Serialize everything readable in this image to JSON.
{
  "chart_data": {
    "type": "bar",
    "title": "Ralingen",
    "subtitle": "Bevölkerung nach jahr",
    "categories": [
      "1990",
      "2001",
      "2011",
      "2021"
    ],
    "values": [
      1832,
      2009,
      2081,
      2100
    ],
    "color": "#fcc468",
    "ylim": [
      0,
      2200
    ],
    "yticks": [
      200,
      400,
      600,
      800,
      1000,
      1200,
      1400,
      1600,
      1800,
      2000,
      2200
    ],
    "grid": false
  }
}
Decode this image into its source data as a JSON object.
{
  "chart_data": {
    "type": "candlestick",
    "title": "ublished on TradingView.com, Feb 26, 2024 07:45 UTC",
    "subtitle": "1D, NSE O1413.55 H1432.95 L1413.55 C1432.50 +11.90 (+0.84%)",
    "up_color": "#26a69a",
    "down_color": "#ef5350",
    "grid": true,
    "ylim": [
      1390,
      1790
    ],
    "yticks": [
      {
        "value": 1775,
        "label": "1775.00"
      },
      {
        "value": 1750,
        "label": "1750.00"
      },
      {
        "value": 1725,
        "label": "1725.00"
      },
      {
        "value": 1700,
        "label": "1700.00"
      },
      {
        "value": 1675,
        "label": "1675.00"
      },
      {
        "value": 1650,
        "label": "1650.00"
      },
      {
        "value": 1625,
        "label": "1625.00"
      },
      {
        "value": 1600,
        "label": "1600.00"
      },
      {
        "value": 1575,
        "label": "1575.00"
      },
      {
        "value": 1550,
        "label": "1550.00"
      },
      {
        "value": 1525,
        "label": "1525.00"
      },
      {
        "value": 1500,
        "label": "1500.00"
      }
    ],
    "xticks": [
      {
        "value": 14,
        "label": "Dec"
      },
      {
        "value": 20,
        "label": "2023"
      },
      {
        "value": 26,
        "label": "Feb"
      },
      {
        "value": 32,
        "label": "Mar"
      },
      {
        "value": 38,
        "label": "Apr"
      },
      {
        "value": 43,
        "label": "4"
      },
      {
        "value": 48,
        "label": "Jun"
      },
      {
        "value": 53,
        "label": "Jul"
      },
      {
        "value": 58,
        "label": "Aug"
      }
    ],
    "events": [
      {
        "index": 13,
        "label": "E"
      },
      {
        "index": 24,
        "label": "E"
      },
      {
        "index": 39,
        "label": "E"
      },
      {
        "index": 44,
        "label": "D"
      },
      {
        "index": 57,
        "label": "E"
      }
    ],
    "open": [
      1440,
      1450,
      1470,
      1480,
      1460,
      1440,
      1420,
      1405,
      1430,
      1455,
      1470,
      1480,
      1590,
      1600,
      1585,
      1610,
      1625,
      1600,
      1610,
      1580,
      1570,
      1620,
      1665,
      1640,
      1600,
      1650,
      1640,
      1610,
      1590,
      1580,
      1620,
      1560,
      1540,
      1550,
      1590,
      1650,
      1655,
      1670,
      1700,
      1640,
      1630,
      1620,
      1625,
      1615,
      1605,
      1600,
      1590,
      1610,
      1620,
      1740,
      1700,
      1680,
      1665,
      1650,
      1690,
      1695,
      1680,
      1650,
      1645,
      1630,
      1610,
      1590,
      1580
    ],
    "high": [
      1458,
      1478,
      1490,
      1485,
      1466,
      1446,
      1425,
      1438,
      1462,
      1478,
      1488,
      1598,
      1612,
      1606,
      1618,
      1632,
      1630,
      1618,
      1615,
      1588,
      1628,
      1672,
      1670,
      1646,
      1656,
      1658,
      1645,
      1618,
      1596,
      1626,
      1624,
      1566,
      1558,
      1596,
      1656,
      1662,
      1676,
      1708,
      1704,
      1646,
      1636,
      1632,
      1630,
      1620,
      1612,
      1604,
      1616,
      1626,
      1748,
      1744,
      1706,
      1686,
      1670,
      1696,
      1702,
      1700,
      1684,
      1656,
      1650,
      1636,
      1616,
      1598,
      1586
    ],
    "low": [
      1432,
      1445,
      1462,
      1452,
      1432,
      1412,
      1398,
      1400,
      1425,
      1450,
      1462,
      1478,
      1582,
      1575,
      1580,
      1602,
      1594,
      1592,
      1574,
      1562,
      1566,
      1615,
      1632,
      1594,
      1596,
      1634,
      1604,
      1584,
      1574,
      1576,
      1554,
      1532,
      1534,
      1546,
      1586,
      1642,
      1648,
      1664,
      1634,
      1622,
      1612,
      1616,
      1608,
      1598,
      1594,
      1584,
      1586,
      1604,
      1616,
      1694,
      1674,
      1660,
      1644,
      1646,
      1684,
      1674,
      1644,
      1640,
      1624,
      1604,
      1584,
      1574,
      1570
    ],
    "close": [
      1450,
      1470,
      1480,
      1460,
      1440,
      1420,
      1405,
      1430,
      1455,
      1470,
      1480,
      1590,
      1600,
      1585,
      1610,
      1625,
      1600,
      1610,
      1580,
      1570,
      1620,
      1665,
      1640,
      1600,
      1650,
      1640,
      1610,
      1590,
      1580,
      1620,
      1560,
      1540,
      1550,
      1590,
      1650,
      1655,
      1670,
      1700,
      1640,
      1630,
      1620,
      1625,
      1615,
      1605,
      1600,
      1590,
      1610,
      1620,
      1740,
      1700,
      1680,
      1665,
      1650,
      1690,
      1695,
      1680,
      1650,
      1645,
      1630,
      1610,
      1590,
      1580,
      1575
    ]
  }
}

### Directive
Show every line where the string "image" appears.

### Full output
Serialize everything readable in this image to JSON.
Decode this image into its source data as a JSON object.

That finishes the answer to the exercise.